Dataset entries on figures
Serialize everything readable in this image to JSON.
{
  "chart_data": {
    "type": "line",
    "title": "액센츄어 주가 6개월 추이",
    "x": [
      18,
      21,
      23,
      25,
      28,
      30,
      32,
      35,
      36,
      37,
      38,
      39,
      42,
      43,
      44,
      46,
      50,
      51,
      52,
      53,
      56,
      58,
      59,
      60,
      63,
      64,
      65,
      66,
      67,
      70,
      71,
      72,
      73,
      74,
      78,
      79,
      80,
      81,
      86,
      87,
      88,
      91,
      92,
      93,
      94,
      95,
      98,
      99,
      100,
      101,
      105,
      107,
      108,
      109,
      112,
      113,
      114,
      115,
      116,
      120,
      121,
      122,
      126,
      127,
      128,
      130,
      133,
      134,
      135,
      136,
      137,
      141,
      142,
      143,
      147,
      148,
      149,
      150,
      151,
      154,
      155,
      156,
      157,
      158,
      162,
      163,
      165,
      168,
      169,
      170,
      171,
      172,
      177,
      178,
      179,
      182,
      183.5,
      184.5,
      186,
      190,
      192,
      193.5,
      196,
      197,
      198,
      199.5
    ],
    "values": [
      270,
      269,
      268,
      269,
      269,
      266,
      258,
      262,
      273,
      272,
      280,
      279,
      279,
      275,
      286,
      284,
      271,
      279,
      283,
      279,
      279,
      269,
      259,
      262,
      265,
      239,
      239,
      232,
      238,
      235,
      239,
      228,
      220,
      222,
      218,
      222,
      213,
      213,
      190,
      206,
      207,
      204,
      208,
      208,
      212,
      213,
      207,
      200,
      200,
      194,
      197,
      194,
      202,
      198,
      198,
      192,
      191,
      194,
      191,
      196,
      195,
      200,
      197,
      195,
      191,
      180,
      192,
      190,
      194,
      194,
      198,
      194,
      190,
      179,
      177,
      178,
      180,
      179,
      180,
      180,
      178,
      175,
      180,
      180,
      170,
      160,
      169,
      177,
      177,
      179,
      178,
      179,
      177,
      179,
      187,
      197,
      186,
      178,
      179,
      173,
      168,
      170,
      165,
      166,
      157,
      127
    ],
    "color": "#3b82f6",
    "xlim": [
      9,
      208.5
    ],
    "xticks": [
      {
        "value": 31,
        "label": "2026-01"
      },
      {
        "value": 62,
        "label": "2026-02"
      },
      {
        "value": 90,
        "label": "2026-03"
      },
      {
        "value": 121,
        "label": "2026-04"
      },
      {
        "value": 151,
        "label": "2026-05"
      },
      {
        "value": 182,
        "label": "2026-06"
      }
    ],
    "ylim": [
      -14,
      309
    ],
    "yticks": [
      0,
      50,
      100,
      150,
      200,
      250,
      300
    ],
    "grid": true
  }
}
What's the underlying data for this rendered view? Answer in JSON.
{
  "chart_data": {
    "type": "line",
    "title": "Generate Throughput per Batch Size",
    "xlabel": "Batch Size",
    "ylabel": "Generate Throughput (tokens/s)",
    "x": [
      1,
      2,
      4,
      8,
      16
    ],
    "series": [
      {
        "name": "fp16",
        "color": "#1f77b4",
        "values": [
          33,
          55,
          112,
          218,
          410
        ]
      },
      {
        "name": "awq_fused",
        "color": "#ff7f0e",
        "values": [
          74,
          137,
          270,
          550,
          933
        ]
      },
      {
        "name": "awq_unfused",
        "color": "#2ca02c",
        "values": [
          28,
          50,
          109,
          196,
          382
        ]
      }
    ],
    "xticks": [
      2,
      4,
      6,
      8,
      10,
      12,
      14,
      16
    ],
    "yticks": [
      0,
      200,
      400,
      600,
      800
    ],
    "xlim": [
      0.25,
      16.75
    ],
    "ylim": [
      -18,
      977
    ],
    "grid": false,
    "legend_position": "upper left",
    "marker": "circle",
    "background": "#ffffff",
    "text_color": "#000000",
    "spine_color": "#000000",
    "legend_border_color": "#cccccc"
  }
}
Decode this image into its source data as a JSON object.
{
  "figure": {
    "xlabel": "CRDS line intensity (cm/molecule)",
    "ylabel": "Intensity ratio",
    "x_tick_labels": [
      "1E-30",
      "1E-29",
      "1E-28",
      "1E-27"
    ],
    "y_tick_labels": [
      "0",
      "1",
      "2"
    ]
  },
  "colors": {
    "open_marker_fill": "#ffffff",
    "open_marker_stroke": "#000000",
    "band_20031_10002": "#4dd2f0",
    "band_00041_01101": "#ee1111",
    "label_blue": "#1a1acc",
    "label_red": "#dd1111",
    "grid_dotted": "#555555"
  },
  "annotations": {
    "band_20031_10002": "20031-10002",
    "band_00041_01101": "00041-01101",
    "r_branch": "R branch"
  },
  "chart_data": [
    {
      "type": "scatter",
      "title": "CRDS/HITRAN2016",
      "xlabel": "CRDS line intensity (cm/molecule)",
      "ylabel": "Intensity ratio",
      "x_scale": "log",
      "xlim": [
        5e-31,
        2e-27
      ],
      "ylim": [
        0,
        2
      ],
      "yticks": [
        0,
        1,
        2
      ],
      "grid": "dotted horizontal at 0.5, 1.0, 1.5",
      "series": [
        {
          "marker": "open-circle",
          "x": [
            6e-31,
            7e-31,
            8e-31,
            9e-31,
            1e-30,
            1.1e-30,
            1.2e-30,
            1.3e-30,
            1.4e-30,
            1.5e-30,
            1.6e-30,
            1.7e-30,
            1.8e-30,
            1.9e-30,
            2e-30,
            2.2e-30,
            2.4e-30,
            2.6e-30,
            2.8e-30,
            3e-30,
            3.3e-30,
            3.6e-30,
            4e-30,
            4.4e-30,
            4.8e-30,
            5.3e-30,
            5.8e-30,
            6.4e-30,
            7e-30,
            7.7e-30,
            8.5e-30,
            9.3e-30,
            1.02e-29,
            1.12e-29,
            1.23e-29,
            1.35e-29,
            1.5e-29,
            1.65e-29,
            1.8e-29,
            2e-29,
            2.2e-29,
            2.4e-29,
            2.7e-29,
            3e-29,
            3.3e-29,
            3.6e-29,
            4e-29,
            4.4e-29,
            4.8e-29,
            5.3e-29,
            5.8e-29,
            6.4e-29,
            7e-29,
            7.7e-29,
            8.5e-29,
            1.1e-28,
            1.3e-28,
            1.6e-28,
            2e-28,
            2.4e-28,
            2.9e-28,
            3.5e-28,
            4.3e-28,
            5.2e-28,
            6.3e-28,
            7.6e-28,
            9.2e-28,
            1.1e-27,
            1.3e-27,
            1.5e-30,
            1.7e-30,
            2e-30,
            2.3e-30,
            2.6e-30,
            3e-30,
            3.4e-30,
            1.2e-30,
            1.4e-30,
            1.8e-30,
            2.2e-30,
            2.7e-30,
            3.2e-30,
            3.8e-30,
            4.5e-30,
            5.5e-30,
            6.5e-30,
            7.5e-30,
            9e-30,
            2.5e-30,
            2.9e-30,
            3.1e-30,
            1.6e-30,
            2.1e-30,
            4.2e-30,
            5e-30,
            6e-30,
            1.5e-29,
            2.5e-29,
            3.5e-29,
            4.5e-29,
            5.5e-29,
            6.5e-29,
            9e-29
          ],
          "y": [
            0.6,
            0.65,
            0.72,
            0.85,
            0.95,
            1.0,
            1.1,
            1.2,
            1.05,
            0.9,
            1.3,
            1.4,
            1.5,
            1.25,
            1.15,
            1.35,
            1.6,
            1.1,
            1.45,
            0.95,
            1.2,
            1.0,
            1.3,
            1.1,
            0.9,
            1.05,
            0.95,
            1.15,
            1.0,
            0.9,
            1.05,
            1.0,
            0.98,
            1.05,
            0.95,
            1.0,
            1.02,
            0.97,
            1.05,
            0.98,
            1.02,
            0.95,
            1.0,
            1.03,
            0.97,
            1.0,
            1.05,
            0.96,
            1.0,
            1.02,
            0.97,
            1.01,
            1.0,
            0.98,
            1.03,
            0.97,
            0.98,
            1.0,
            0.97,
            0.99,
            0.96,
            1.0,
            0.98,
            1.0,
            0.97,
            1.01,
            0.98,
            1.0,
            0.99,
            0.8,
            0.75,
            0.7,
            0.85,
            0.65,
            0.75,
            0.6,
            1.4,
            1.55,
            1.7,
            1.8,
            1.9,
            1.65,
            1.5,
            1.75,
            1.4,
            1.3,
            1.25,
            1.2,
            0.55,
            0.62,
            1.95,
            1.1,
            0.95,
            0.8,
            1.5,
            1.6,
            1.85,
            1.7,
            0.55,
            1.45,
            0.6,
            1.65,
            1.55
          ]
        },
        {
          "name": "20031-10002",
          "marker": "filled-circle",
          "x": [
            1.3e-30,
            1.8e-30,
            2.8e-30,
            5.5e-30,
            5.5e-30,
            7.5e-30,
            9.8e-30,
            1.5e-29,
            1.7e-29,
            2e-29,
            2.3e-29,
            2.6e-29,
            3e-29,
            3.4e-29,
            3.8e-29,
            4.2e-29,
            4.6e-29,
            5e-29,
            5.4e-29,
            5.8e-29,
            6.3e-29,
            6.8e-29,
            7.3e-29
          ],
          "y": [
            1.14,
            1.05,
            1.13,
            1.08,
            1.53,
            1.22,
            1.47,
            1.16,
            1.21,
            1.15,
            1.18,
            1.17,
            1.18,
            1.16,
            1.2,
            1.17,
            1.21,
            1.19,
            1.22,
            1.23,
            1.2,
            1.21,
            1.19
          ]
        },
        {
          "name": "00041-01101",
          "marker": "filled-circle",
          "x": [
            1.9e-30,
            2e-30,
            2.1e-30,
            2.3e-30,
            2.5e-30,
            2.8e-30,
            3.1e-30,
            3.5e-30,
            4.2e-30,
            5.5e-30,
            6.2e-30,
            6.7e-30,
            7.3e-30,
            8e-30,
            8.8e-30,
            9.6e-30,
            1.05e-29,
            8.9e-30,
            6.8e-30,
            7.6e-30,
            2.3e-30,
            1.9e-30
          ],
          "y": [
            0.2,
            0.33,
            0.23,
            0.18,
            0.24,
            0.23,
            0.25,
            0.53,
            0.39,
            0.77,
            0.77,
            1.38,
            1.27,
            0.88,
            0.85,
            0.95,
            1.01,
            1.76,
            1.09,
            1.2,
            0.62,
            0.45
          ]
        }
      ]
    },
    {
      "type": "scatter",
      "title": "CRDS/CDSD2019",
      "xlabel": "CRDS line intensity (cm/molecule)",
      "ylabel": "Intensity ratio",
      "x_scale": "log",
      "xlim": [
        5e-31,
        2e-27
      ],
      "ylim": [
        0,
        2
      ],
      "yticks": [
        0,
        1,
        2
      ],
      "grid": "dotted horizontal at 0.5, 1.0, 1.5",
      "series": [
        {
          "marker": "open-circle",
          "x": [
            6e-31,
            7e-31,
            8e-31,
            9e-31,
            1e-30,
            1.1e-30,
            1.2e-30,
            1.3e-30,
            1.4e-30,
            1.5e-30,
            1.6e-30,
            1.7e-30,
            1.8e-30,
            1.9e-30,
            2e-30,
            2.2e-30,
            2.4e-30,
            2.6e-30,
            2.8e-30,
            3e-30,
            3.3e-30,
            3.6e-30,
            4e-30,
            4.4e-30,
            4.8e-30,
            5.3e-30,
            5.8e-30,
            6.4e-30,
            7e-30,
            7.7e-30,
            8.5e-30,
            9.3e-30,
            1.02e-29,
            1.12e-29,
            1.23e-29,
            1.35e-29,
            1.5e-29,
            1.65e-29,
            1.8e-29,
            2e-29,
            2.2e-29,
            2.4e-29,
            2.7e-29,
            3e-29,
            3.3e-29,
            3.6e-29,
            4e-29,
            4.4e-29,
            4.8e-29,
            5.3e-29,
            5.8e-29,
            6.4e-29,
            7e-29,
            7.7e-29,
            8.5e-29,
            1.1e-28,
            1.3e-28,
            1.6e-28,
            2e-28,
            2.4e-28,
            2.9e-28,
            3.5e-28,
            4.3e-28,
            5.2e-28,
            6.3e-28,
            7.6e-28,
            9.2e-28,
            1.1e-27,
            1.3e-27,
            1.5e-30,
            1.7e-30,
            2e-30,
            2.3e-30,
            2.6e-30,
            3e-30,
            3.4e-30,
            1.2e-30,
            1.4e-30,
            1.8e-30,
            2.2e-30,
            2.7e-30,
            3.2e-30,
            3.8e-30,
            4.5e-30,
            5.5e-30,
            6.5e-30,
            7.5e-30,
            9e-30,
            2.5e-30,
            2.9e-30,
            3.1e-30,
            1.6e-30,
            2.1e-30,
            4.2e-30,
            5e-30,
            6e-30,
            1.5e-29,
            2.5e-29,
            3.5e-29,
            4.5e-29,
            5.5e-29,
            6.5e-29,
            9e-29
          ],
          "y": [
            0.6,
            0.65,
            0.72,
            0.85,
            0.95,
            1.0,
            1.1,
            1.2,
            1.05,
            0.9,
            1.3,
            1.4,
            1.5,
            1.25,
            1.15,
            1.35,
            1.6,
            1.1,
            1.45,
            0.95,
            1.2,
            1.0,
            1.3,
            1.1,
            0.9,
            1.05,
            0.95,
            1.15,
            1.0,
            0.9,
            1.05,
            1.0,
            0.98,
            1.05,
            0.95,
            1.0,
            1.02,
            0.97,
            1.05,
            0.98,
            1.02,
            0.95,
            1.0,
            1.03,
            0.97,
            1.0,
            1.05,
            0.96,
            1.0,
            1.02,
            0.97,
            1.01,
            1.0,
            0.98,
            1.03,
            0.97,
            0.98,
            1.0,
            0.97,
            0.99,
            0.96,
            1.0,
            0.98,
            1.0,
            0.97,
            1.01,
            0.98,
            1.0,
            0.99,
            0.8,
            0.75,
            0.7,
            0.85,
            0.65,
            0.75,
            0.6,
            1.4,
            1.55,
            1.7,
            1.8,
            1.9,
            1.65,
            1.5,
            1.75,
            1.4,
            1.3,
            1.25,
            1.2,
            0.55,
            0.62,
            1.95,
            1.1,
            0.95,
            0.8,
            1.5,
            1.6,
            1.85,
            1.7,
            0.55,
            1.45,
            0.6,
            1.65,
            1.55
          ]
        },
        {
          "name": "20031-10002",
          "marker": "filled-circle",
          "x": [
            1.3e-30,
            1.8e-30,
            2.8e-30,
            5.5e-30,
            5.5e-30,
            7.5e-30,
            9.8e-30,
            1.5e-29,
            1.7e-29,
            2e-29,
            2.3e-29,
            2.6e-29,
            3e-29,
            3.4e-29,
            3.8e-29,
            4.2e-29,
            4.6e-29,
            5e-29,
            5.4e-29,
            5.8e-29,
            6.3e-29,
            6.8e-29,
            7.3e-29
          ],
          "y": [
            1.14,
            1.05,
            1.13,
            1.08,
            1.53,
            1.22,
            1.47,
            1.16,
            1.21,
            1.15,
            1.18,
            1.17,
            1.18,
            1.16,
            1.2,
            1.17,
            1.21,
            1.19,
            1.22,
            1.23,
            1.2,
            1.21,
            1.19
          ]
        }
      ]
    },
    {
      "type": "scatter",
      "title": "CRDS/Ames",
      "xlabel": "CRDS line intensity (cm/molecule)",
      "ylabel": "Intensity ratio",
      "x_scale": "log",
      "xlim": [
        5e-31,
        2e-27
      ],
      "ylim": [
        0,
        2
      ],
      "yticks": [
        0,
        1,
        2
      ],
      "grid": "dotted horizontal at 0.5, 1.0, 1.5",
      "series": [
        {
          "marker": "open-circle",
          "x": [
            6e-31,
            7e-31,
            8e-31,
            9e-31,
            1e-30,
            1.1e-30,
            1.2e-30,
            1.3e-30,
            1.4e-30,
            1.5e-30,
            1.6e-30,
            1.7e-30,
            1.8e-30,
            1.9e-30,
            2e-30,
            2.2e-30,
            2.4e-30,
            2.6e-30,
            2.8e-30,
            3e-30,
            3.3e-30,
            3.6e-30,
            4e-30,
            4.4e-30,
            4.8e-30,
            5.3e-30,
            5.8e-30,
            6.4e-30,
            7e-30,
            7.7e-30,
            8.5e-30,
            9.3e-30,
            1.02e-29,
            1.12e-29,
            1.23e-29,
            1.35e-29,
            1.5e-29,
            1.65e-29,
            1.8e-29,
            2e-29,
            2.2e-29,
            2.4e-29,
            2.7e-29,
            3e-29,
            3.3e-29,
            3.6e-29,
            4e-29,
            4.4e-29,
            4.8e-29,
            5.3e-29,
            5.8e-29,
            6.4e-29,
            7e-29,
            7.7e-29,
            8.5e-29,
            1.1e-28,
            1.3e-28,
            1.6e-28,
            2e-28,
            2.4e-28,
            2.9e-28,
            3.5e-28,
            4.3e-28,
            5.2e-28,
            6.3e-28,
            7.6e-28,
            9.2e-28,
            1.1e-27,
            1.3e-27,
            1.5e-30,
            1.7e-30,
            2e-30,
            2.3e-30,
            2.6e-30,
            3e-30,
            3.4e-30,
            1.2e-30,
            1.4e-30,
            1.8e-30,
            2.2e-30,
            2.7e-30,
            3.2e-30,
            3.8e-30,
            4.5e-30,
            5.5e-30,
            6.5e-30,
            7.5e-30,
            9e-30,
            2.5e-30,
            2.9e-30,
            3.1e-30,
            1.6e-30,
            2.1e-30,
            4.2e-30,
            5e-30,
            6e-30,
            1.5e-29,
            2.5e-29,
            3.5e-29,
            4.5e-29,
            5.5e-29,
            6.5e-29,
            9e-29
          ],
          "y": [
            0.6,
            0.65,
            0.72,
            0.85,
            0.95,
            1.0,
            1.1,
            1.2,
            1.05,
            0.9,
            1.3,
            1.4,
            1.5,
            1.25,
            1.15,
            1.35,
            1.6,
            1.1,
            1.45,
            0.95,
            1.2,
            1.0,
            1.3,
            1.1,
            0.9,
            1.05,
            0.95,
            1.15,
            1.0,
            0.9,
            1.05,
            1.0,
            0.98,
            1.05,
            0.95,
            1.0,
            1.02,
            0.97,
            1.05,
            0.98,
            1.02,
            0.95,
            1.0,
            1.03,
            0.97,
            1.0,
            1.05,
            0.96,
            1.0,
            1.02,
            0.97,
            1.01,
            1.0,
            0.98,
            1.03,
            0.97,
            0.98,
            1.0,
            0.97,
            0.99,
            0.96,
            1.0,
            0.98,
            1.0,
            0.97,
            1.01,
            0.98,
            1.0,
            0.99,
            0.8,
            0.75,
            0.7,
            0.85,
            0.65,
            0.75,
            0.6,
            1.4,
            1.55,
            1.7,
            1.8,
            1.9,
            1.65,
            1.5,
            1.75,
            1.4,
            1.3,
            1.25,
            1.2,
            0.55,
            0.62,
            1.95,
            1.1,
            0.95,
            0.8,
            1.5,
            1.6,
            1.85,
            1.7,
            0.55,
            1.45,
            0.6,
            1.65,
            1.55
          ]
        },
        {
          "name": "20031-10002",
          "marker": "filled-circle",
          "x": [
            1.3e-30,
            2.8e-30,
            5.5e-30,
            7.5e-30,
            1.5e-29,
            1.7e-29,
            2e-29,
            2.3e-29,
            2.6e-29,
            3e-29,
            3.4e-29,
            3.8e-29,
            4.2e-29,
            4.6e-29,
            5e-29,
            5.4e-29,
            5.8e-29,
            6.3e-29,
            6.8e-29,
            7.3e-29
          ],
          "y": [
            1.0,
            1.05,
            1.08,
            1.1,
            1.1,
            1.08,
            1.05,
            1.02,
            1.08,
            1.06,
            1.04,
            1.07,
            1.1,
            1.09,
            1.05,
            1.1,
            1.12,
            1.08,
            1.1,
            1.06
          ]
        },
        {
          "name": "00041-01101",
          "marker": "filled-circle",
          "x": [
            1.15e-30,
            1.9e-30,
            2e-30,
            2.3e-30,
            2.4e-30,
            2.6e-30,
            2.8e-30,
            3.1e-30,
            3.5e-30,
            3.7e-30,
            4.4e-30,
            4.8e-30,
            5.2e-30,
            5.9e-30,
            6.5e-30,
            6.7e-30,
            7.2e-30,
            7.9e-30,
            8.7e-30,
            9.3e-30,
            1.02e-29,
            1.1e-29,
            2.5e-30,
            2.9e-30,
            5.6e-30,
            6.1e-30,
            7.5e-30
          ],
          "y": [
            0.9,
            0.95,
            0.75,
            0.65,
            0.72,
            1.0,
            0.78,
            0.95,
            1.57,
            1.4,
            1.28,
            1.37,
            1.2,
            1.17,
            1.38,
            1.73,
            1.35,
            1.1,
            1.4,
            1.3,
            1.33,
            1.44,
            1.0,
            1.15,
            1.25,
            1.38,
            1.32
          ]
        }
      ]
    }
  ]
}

Given request:
In the material above, show every line where the word "title" turns up.

Task response:
    "title": "액센츄어 주가 6개월 추이",
    "title": "Generate Throughput per Batch Size",
      "title": "CRDS/HITRAN2016",
      "title": "CRDS/CDSD2019",
      "title": "CRDS/Ames",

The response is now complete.